■ **Exercise instructions**: Across the entries below, how many lines contain the string "Authority"? Give only the count.

■ **Data rows**:
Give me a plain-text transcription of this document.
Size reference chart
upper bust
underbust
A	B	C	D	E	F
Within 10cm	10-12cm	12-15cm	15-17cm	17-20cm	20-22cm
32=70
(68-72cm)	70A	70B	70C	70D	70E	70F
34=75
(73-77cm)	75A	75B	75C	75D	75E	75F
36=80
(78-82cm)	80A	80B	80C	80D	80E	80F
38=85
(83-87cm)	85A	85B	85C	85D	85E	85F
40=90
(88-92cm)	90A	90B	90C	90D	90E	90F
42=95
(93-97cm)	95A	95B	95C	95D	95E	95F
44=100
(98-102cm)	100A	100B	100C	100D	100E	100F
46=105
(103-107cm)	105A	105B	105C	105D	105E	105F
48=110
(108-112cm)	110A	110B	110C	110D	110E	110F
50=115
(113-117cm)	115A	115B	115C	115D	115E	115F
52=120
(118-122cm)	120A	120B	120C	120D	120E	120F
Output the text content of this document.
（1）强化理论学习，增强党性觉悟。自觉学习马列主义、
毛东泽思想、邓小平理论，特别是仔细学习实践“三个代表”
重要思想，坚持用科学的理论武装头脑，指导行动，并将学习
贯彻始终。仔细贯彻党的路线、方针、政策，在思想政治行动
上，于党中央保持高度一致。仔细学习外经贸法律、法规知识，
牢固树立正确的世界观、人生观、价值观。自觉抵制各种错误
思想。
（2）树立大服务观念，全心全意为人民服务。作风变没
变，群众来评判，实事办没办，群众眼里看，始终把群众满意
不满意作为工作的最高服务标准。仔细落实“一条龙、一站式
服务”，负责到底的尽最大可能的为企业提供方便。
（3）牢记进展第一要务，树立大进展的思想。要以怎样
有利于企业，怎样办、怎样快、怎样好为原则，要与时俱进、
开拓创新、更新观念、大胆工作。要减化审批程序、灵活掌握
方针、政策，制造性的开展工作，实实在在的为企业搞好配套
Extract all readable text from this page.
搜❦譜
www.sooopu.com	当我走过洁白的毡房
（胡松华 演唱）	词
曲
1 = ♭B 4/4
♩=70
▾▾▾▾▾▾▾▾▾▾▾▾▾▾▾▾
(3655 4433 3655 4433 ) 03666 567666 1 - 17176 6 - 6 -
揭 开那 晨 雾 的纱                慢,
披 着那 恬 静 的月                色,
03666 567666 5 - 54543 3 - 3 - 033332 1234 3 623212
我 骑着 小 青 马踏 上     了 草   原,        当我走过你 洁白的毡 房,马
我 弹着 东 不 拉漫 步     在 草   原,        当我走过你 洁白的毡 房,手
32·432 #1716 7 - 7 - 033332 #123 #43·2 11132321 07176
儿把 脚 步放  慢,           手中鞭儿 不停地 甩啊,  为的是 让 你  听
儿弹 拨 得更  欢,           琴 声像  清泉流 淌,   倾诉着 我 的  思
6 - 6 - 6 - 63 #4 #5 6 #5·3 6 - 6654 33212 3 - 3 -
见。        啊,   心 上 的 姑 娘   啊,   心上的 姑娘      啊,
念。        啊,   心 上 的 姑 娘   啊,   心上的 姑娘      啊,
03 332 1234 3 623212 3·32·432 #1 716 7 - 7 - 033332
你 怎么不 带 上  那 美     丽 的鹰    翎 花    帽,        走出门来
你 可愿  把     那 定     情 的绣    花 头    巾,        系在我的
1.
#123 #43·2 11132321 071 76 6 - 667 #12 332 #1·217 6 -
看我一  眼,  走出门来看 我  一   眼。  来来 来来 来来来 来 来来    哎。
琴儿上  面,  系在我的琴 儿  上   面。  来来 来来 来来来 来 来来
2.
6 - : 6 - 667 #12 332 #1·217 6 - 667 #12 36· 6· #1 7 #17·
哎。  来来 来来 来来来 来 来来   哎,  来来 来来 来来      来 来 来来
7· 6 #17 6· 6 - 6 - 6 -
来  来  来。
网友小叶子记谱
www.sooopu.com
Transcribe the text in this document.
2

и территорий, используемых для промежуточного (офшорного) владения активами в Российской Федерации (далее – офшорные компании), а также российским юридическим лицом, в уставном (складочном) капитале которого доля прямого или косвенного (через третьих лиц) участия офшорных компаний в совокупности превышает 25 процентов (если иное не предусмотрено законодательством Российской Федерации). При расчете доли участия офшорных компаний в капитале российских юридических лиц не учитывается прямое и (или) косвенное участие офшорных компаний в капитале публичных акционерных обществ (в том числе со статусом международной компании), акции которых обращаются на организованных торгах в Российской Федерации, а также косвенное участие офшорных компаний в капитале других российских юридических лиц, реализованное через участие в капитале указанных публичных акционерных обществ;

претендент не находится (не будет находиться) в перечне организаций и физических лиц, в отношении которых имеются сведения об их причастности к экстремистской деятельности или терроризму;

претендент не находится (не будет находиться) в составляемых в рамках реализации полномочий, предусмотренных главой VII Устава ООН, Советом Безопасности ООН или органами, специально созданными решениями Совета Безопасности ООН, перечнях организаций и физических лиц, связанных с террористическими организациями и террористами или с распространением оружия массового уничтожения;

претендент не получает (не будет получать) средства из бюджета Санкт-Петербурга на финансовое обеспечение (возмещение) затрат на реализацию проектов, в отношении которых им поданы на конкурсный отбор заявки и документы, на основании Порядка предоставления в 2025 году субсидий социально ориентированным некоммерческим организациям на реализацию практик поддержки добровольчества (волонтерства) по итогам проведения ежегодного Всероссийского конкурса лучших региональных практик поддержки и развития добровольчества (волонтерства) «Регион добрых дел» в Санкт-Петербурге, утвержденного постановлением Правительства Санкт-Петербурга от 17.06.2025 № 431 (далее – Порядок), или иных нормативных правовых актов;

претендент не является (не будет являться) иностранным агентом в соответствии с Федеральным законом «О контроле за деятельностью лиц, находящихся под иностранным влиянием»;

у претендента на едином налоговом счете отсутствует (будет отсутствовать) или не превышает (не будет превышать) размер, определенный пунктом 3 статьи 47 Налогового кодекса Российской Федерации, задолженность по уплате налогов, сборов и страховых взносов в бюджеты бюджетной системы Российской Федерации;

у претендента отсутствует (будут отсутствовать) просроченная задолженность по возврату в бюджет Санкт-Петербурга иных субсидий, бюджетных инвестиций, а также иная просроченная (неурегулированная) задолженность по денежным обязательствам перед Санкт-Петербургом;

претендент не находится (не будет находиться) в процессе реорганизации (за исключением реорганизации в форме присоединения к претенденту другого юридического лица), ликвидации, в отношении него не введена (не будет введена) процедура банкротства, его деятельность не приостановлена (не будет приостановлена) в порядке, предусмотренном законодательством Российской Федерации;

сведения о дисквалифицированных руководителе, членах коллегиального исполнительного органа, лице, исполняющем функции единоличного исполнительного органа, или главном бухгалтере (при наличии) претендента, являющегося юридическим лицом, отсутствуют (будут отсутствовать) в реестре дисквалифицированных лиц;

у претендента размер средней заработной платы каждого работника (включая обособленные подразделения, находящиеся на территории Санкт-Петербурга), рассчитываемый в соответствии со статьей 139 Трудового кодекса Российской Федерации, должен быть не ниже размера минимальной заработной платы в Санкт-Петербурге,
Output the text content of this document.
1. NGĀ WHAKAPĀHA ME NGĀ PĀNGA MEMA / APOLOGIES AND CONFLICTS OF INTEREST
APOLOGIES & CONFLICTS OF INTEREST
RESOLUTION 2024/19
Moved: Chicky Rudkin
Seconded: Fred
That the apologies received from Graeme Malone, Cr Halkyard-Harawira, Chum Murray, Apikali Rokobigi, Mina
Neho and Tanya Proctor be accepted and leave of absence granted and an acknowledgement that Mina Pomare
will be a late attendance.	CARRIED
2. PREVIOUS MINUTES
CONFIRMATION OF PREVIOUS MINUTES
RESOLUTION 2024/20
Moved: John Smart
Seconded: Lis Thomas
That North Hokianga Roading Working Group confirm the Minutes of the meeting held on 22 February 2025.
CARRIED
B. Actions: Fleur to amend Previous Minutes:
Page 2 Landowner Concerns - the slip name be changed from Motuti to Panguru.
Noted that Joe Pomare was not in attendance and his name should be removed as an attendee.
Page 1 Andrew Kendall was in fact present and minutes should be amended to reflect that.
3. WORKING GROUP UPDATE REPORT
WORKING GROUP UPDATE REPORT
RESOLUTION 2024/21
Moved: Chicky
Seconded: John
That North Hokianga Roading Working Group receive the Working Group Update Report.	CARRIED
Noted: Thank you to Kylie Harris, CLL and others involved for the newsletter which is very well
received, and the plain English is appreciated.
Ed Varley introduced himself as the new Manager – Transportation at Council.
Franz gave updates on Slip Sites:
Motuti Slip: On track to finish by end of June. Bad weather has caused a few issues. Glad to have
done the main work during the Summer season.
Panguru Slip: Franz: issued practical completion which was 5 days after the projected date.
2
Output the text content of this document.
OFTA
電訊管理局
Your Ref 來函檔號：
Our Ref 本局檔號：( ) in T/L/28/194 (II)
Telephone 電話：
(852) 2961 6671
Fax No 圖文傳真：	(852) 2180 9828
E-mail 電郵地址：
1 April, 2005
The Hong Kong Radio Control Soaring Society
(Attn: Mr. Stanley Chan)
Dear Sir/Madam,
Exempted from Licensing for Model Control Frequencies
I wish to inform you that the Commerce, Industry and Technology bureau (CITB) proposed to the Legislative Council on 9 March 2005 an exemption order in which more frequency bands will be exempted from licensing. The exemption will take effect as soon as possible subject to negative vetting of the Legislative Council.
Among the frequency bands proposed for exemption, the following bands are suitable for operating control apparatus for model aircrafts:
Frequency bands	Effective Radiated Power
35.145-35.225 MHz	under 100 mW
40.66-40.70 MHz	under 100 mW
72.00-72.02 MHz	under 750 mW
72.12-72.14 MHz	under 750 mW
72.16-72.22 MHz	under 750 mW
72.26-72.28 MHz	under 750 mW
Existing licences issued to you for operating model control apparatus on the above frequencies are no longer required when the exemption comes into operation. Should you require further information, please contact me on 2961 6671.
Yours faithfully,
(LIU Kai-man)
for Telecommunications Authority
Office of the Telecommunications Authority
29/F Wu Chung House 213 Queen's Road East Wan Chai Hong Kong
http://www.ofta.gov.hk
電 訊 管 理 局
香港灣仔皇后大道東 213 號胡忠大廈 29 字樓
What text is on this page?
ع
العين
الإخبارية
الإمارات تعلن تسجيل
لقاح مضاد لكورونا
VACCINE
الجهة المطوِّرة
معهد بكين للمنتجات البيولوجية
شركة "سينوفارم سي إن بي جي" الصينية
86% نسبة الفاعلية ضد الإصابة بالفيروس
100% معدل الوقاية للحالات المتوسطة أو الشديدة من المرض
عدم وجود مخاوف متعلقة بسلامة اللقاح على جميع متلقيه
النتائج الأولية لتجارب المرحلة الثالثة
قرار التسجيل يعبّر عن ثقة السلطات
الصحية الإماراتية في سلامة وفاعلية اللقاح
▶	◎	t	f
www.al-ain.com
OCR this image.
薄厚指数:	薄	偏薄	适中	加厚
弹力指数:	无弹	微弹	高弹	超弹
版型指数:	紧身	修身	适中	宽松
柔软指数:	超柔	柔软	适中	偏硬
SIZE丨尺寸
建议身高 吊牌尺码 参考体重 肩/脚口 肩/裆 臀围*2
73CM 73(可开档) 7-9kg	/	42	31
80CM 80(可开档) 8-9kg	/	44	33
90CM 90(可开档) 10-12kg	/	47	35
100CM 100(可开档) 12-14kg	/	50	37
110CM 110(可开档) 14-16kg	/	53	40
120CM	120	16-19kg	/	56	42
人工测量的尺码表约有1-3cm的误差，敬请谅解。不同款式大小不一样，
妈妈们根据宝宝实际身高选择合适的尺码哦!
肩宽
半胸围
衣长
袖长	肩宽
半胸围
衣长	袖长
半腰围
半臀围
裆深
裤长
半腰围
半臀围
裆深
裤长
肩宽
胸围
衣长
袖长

■ **Task answer**: 2